Copy out each line in the material below that has the word "JSON".

* * *

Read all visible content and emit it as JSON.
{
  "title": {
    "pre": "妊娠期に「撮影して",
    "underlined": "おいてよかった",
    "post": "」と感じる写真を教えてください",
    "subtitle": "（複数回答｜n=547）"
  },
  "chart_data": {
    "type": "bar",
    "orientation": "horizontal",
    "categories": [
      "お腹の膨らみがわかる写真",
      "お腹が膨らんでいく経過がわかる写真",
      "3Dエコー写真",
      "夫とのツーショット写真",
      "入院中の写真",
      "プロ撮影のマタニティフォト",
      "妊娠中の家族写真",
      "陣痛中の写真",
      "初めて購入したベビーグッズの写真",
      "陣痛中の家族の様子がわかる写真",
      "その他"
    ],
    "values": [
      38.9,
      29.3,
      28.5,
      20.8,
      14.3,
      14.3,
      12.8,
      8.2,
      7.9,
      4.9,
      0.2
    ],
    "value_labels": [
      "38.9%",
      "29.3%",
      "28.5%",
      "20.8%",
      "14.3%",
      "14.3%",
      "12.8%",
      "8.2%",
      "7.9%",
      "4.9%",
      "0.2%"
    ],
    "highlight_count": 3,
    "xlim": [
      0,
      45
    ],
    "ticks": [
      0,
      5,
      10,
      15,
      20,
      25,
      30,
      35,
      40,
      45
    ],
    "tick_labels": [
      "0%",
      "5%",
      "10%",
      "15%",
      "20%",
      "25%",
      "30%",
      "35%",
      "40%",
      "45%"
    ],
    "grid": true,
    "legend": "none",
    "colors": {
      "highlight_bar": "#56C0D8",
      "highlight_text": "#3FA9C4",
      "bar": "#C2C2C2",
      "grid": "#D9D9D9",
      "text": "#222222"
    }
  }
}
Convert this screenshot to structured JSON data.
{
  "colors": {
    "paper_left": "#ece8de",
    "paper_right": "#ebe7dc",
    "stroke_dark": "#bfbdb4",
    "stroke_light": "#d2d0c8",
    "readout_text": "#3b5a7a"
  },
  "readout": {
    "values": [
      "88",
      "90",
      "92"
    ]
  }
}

* * *

● Solution for this task:
Read all visible content and emit it as JSON.
Convert this screenshot to structured JSON data.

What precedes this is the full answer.